▸ **Stated exercise**: Transcribe the records below exactly, leaving out any pictures.

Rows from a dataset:
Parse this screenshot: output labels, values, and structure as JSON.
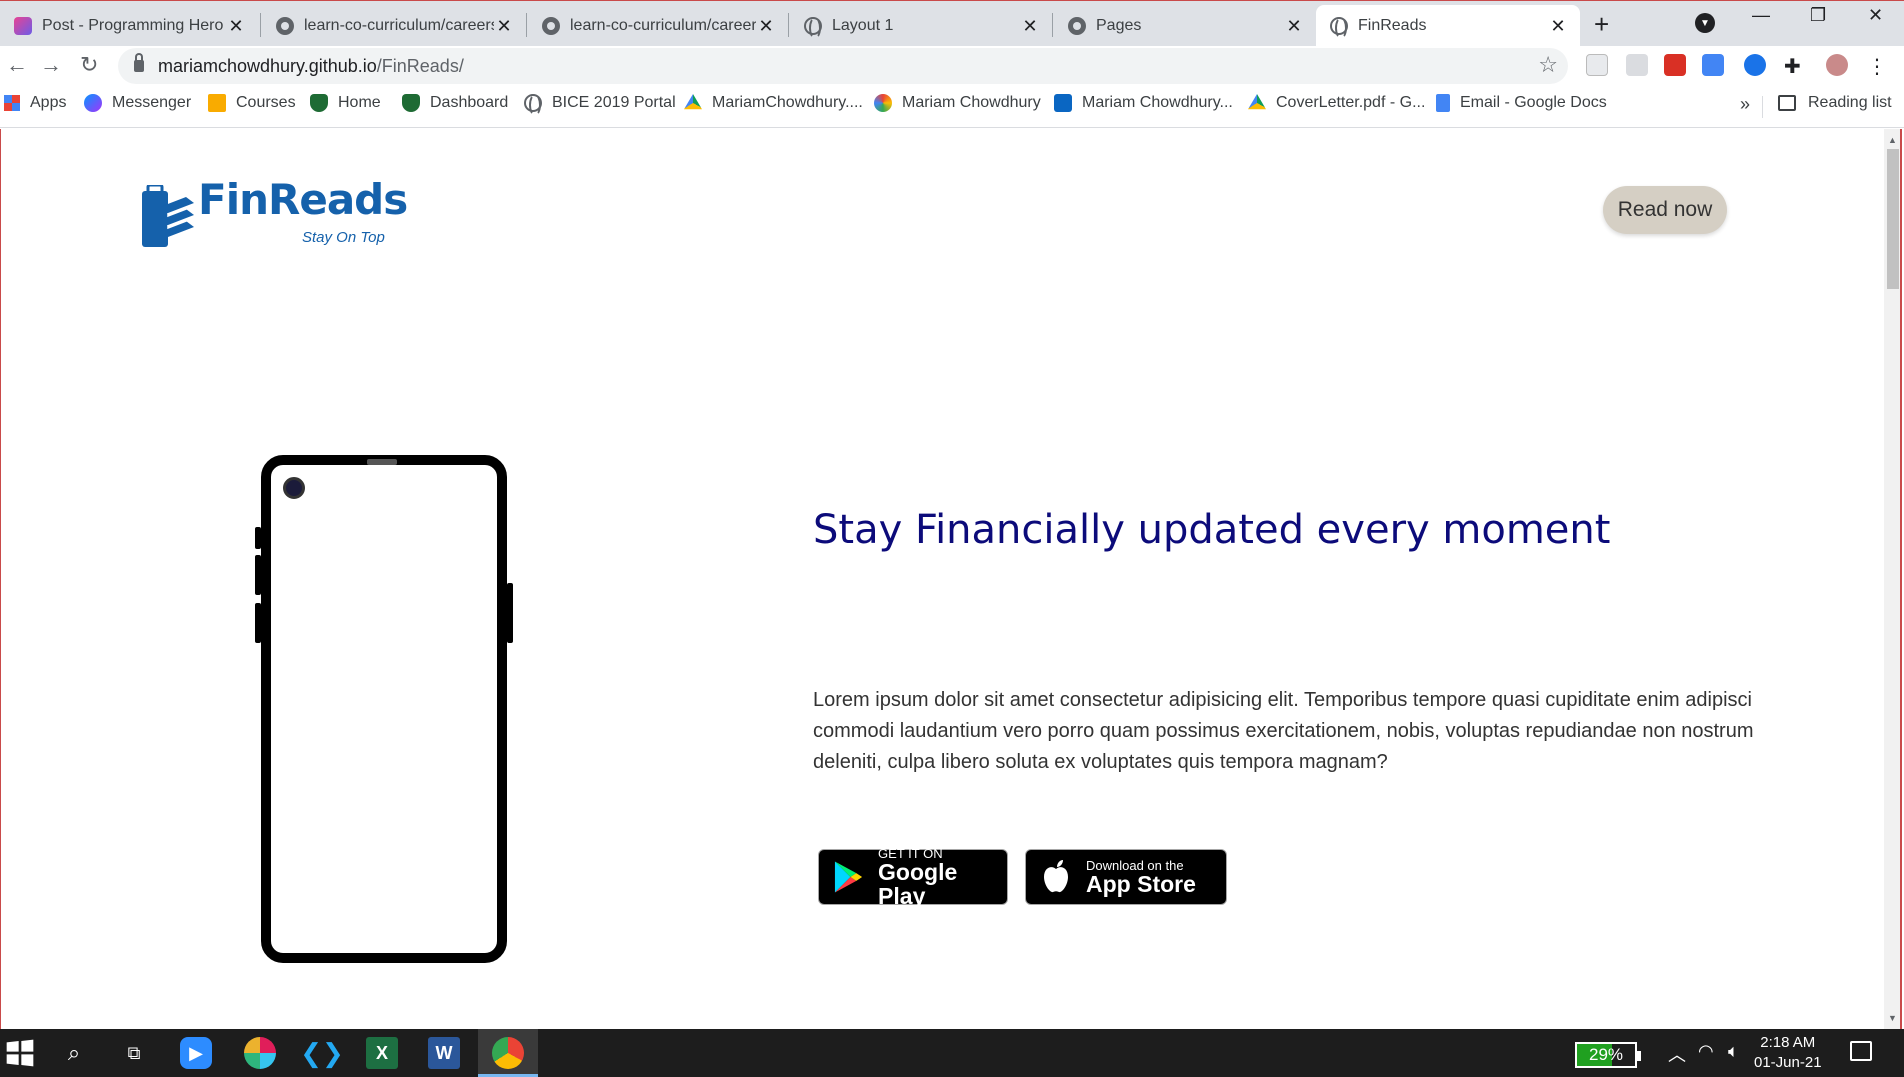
{
  "browser": {
    "tabs": [
      {
        "title": "Post - Programming Hero",
        "icon": "programming-hero-icon"
      },
      {
        "title": "learn-co-curriculum/careers",
        "icon": "github-icon"
      },
      {
        "title": "learn-co-curriculum/careers",
        "icon": "github-icon"
      },
      {
        "title": "Layout 1",
        "icon": "globe-icon"
      },
      {
        "title": "Pages",
        "icon": "github-icon"
      },
      {
        "title": "FinReads",
        "icon": "globe-icon",
        "active": true
      }
    ],
    "url_host": "mariamchowdhury.github.io",
    "url_path": "/FinReads/",
    "bookmarks": [
      {
        "label": "Apps",
        "icon": "apps-grid-icon"
      },
      {
        "label": "Messenger",
        "icon": "messenger-icon"
      },
      {
        "label": "Courses",
        "icon": "classroom-icon"
      },
      {
        "label": "Home",
        "icon": "shield-icon"
      },
      {
        "label": "Dashboard",
        "icon": "shield-icon"
      },
      {
        "label": "BICE 2019 Portal",
        "icon": "globe-icon"
      },
      {
        "label": "MariamChowdhury....",
        "icon": "google-drive-icon"
      },
      {
        "label": "Mariam Chowdhury",
        "icon": "profile-icon"
      },
      {
        "label": "Mariam Chowdhury...",
        "icon": "linkedin-icon"
      },
      {
        "label": "CoverLetter.pdf - G...",
        "icon": "google-drive-icon"
      },
      {
        "label": "Email - Google Docs",
        "icon": "google-docs-icon"
      }
    ],
    "more_bookmarks": "»",
    "reading_list": "Reading list"
  },
  "page": {
    "logo_text": "FinReads",
    "logo_tagline": "Stay On Top",
    "read_now": "Read now",
    "headline": "Stay Financially updated every moment",
    "paragraph": "Lorem ipsum dolor sit amet consectetur adipisicing elit. Temporibus tempore quasi cupiditate enim adipisci commodi laudantium vero porro quam possimus exercitationem, nobis, voluptas repudiandae non nostrum deleniti, culpa libero soluta ex voluptates quis tempora magnam?",
    "google_play": {
      "small": "GET IT ON",
      "big": "Google Play"
    },
    "app_store": {
      "small": "Download on the",
      "big": "App Store"
    }
  },
  "taskbar": {
    "battery": "29%",
    "time": "2:18 AM",
    "date": "01-Jun-21"
  },
  "colors": {
    "brand_blue": "#1561ab",
    "headline_navy": "#0c0b7a",
    "read_button_bg": "#d5cfc4"
  }
}
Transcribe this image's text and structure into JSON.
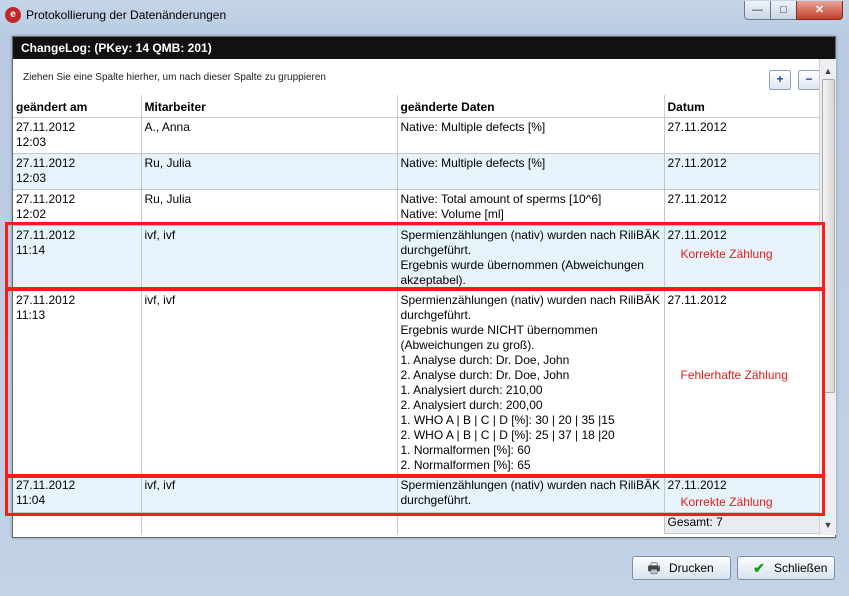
{
  "window": {
    "title": "Protokollierung der Datenänderungen",
    "app_icon": "e",
    "controls": {
      "minimize": "—",
      "maximize": "□",
      "close": "✕"
    }
  },
  "panel": {
    "header": "ChangeLog: (PKey: 14    QMB: 201)",
    "grouping_hint": "Ziehen Sie eine Spalte hierher, um nach dieser Spalte zu gruppieren",
    "expand_label": "+",
    "collapse_label": "−"
  },
  "table": {
    "columns": [
      "geändert am",
      "Mitarbeiter",
      "geänderte Daten",
      "Datum"
    ],
    "rows": [
      {
        "changed": "27.11.2012\n12:03",
        "employee": "A., Anna",
        "data": "Native: Multiple defects [%]",
        "date": "27.11.2012",
        "note": ""
      },
      {
        "changed": "27.11.2012\n12:03",
        "employee": "Ru, Julia",
        "data": "Native: Multiple defects [%]",
        "date": "27.11.2012",
        "note": ""
      },
      {
        "changed": "27.11.2012\n12:02",
        "employee": "Ru, Julia",
        "data": "Native: Total amount of sperms [10^6]\nNative: Volume [ml]",
        "date": "27.11.2012",
        "note": ""
      },
      {
        "changed": "27.11.2012\n11:14",
        "employee": "ivf, ivf",
        "data": "Spermienzählungen (nativ) wurden nach RiliBÄK durchgeführt.\nErgebnis wurde übernommen (Abweichungen akzeptabel).",
        "date": "27.11.2012",
        "note": "Korrekte Zählung"
      },
      {
        "changed": "27.11.2012\n11:13",
        "employee": "ivf, ivf",
        "data": "Spermienzählungen (nativ) wurden nach RiliBÄK durchgeführt.\nErgebnis wurde NICHT übernommen (Abweichungen zu groß).\n1. Analyse durch: Dr. Doe, John\n2. Analyse durch: Dr. Doe, John\n1. Analysiert durch: 210,00\n2. Analysiert durch: 200,00\n1. WHO A | B | C | D [%]: 30 | 20 | 35 |15\n2. WHO A | B | C | D [%]: 25 | 37 | 18 |20\n1. Normalformen [%]: 60\n2. Normalformen [%]: 65",
        "date": "27.11.2012",
        "note": "Fehlerhafte Zählung"
      },
      {
        "changed": "27.11.2012\n11:04",
        "employee": "ivf, ivf",
        "data": "Spermienzählungen (nativ) wurden nach RiliBÄK durchgeführt.",
        "date": "27.11.2012",
        "note": "Korrekte Zählung"
      }
    ],
    "footer_total": "Gesamt: 7"
  },
  "buttons": {
    "print": "Drucken",
    "close": "Schließen"
  },
  "colors": {
    "highlight": "#ff1a1a",
    "annotation": "#e21c1c",
    "row_alt": "#e6f3fb"
  }
}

▸ **Reply to the exercise**:
Parse this screenshot: output labels, values, and structure as JSON.
{
  "browser": {
    "tabs": [
      {
        "title": "Post - Programming Hero",
        "icon": "programming-hero-icon"
      },
      {
        "title": "learn-co-curriculum/careers",
        "icon": "github-icon"
      },
      {
        "title": "learn-co-curriculum/careers",
        "icon": "github-icon"
      },
      {
        "title": "Layout 1",
        "icon": "globe-icon"
      },
      {
        "title": "Pages",
        "icon": "github-icon"
      },
      {
        "title": "FinReads",
        "icon": "globe-icon",
        "active": true
      }
    ],
    "url_host": "mariamchowdhury.github.io",
    "url_path": "/FinReads/",
    "bookmarks": [
      {
        "label": "Apps",
        "icon": "apps-grid-icon"
      },
      {
        "label": "Messenger",
        "icon": "messenger-icon"
      },
      {
        "label": "Courses",
        "icon": "classroom-icon"
      },
      {
        "label": "Home",
        "icon": "shield-icon"
      },
      {
        "label": "Dashboard",
        "icon": "shield-icon"
      },
      {
        "label": "BICE 2019 Portal",
        "icon": "globe-icon"
      },
      {
        "label": "MariamChowdhury....",
        "icon": "google-drive-icon"
      },
      {
        "label": "Mariam Chowdhury",
        "icon": "profile-icon"
      },
      {
        "label": "Mariam Chowdhury...",
        "icon": "linkedin-icon"
      },
      {
        "label": "CoverLetter.pdf - G...",
        "icon": "google-drive-icon"
      },
      {
        "label": "Email - Google Docs",
        "icon": "google-docs-icon"
      }
    ],
    "more_bookmarks": "»",
    "reading_list": "Reading list"
  },
  "page": {
    "logo_text": "FinReads",
    "logo_tagline": "Stay On Top",
    "read_now": "Read now",
    "headline": "Stay Financially updated every moment",
    "paragraph": "Lorem ipsum dolor sit amet consectetur adipisicing elit. Temporibus tempore quasi cupiditate enim adipisci commodi laudantium vero porro quam possimus exercitationem, nobis, voluptas repudiandae non nostrum deleniti, culpa libero soluta ex voluptates quis tempora magnam?",
    "google_play": {
      "small": "GET IT ON",
      "big": "Google Play"
    },
    "app_store": {
      "small": "Download on the",
      "big": "App Store"
    }
  },
  "taskbar": {
    "battery": "29%",
    "time": "2:18 AM",
    "date": "01-Jun-21"
  },
  "colors": {
    "brand_blue": "#1561ab",
    "headline_navy": "#0c0b7a",
    "read_button_bg": "#d5cfc4"
  }
}
Transcribe this image's text and structure into JSON.
{
  "window": {
    "title": "Protokollierung der Datenänderungen",
    "app_icon": "e",
    "controls": {
      "minimize": "—",
      "maximize": "□",
      "close": "✕"
    }
  },
  "panel": {
    "header": "ChangeLog: (PKey: 14    QMB: 201)",
    "grouping_hint": "Ziehen Sie eine Spalte hierher, um nach dieser Spalte zu gruppieren",
    "expand_label": "+",
    "collapse_label": "−"
  },
  "table": {
    "columns": [
      "geändert am",
      "Mitarbeiter",
      "geänderte Daten",
      "Datum"
    ],
    "rows": [
      {
        "changed": "27.11.2012\n12:03",
        "employee": "A., Anna",
        "data": "Native: Multiple defects [%]",
        "date": "27.11.2012",
        "note": ""
      },
      {
        "changed": "27.11.2012\n12:03",
        "employee": "Ru, Julia",
        "data": "Native: Multiple defects [%]",
        "date": "27.11.2012",
        "note": ""
      },
      {
        "changed": "27.11.2012\n12:02",
        "employee": "Ru, Julia",
        "data": "Native: Total amount of sperms [10^6]\nNative: Volume [ml]",
        "date": "27.11.2012",
        "note": ""
      },
      {
        "changed": "27.11.2012\n11:14",
        "employee": "ivf, ivf",
        "data": "Spermienzählungen (nativ) wurden nach RiliBÄK durchgeführt.\nErgebnis wurde übernommen (Abweichungen akzeptabel).",
        "date": "27.11.2012",
        "note": "Korrekte Zählung"
      },
      {
        "changed": "27.11.2012\n11:13",
        "employee": "ivf, ivf",
        "data": "Spermienzählungen (nativ) wurden nach RiliBÄK durchgeführt.\nErgebnis wurde NICHT übernommen (Abweichungen zu groß).\n1. Analyse durch: Dr. Doe, John\n2. Analyse durch: Dr. Doe, John\n1. Analysiert durch: 210,00\n2. Analysiert durch: 200,00\n1. WHO A | B | C | D [%]: 30 | 20 | 35 |15\n2. WHO A | B | C | D [%]: 25 | 37 | 18 |20\n1. Normalformen [%]: 60\n2. Normalformen [%]: 65",
        "date": "27.11.2012",
        "note": "Fehlerhafte Zählung"
      },
      {
        "changed": "27.11.2012\n11:04",
        "employee": "ivf, ivf",
        "data": "Spermienzählungen (nativ) wurden nach RiliBÄK durchgeführt.",
        "date": "27.11.2012",
        "note": "Korrekte Zählung"
      }
    ],
    "footer_total": "Gesamt: 7"
  },
  "buttons": {
    "print": "Drucken",
    "close": "Schließen"
  },
  "colors": {
    "highlight": "#ff1a1a",
    "annotation": "#e21c1c",
    "row_alt": "#e6f3fb"
  }
}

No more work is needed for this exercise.